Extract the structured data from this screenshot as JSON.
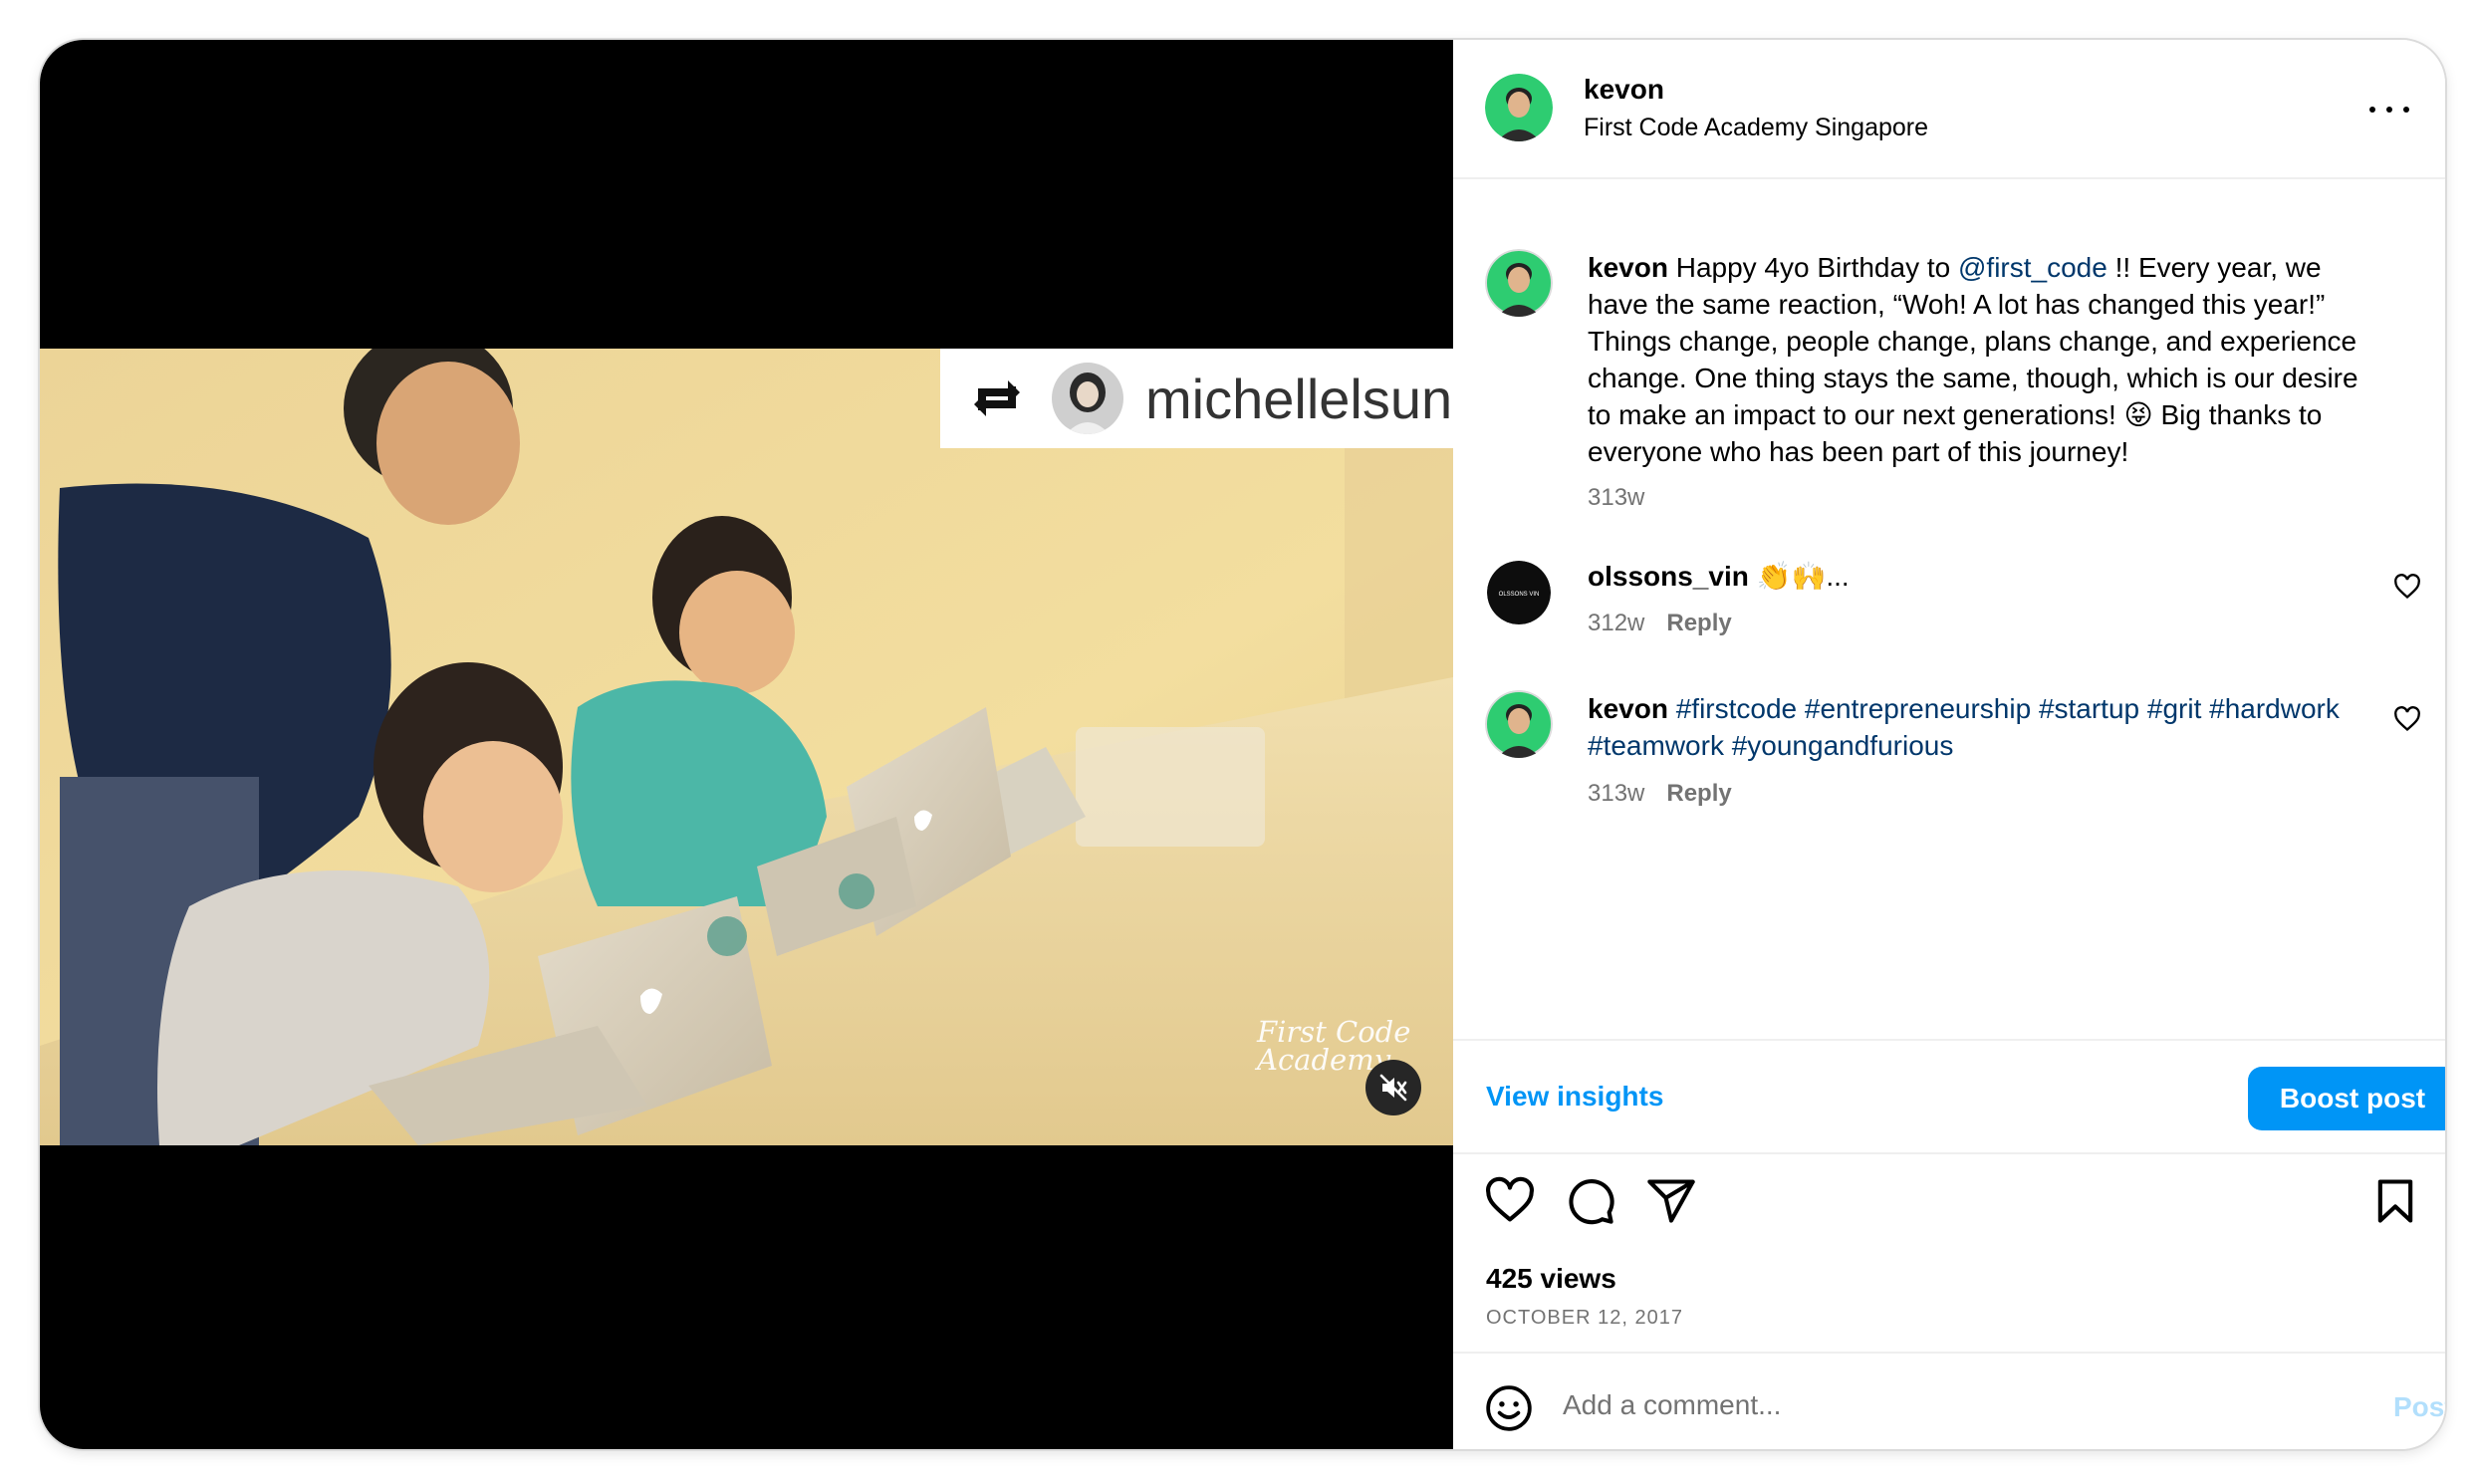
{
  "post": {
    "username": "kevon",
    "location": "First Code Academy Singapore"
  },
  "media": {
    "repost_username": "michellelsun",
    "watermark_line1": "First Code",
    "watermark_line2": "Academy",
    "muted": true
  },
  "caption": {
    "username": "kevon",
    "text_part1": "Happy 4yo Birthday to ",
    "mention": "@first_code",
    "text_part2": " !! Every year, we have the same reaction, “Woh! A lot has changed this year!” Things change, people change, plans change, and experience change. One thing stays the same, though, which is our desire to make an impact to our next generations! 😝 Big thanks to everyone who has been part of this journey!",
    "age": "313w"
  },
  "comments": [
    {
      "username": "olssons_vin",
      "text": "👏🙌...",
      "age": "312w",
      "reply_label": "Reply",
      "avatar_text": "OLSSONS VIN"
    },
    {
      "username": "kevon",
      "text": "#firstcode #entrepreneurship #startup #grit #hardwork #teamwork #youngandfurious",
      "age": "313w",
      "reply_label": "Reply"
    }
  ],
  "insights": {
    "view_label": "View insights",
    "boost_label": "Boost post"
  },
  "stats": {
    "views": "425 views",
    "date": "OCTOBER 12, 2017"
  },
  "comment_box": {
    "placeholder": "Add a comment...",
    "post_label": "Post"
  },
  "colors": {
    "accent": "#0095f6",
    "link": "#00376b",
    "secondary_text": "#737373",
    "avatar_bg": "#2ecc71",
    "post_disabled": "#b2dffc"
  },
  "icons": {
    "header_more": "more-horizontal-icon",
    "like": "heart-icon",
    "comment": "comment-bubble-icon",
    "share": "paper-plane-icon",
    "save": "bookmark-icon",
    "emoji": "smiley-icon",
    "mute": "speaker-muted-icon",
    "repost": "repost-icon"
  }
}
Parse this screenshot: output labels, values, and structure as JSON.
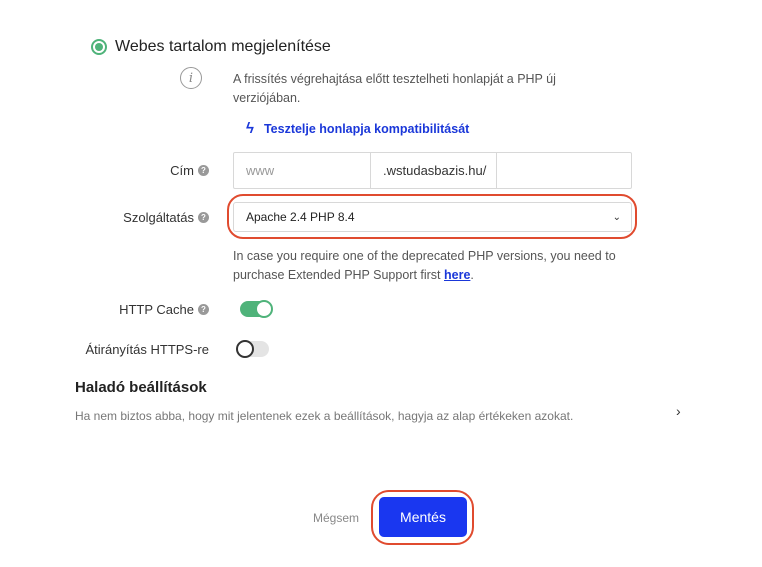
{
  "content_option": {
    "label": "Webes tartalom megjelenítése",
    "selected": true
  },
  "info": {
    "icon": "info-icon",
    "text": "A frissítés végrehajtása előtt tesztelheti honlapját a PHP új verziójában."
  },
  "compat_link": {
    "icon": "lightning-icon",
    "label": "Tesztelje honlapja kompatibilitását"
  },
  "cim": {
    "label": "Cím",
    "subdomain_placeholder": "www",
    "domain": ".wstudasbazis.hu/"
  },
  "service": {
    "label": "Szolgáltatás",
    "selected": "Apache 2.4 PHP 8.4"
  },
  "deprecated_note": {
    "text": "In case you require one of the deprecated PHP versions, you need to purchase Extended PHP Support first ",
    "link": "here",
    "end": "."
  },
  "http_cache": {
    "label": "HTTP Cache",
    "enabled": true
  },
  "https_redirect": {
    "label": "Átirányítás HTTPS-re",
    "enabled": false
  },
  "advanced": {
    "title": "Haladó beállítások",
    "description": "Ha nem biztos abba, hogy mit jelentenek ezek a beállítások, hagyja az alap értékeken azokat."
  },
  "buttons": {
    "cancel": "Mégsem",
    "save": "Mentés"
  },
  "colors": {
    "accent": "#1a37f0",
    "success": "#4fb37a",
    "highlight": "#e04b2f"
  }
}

▬▬▬▬▬▬

▸ Given instruction: Collect the lines that hold "beállítások".

▸ Exercise answer:
    "title": "Haladó beállítások",
    "description": "Ha nem biztos abba, hogy mit jelentenek ezek a beállítások, hagyja az alap értékeken azokat."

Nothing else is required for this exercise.